### What you are asked to do
Repeat the records word for word, excluding any picture.

☆ ☆ ☆ ☆ ☆

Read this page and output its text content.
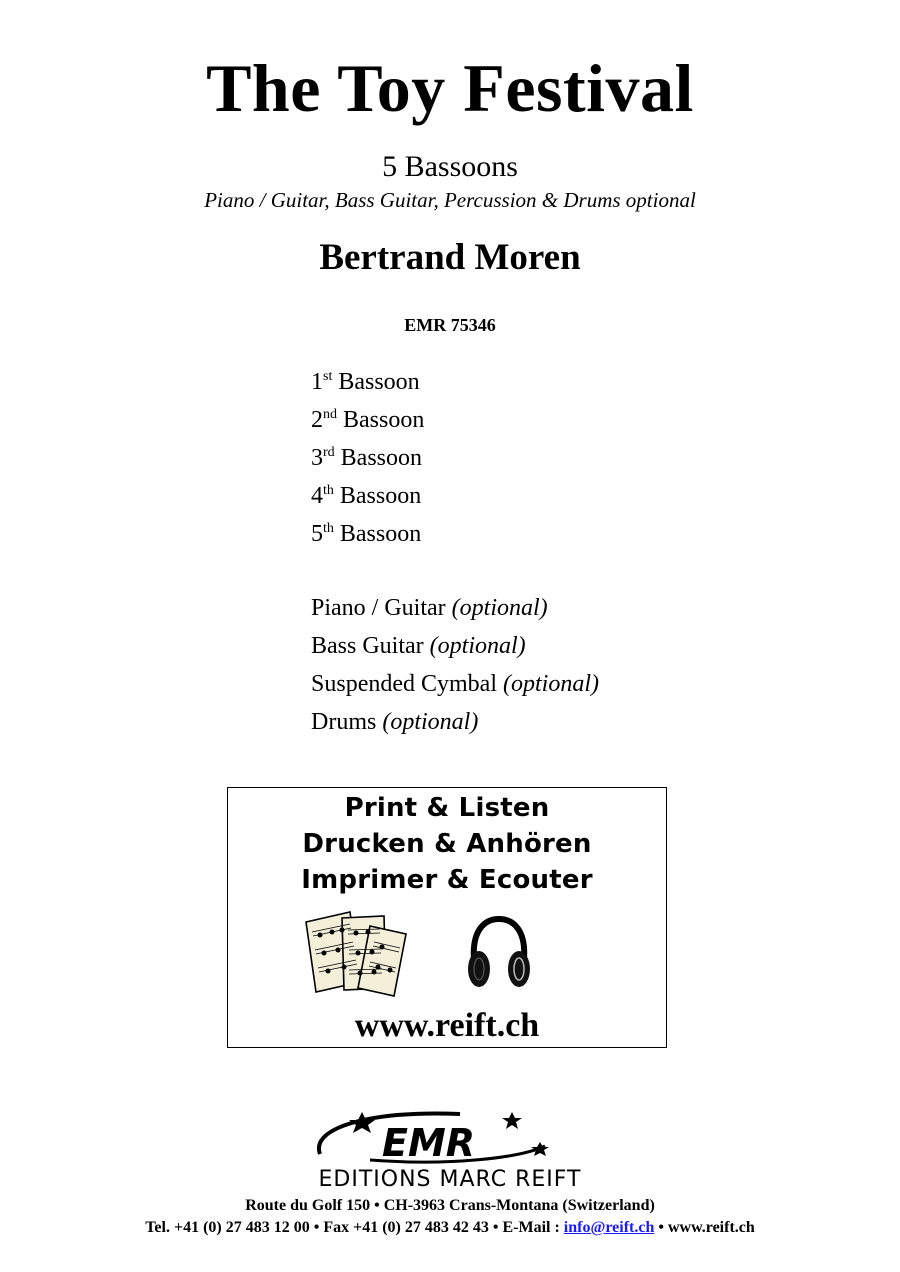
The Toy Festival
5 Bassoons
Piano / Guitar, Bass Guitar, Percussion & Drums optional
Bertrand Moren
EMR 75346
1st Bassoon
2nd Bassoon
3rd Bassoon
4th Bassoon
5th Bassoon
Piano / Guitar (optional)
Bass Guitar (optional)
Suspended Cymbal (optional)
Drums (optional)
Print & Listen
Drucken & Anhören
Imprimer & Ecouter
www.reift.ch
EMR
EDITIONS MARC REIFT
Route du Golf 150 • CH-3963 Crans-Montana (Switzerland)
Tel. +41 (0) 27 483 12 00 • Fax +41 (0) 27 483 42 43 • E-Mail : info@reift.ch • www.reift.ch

☆ ☆ ☆ ☆ ☆

### Response
Read this page and output its text content.
The Toy Festival
5 Bassoons
Piano / Guitar, Bass Guitar, Percussion & Drums optional
Bertrand Moren
EMR 75346
1st Bassoon
2nd Bassoon
3rd Bassoon
4th Bassoon
5th Bassoon
Piano / Guitar (optional)
Bass Guitar (optional)
Suspended Cymbal (optional)
Drums (optional)
Print & Listen
Drucken & Anhören
Imprimer & Ecouter
www.reift.ch
EMR
EDITIONS MARC REIFT
Route du Golf 150 • CH-3963 Crans-Montana (Switzerland)
Tel. +41 (0) 27 483 12 00 • Fax +41 (0) 27 483 42 43 • E-Mail : info@reift.ch • www.reift.ch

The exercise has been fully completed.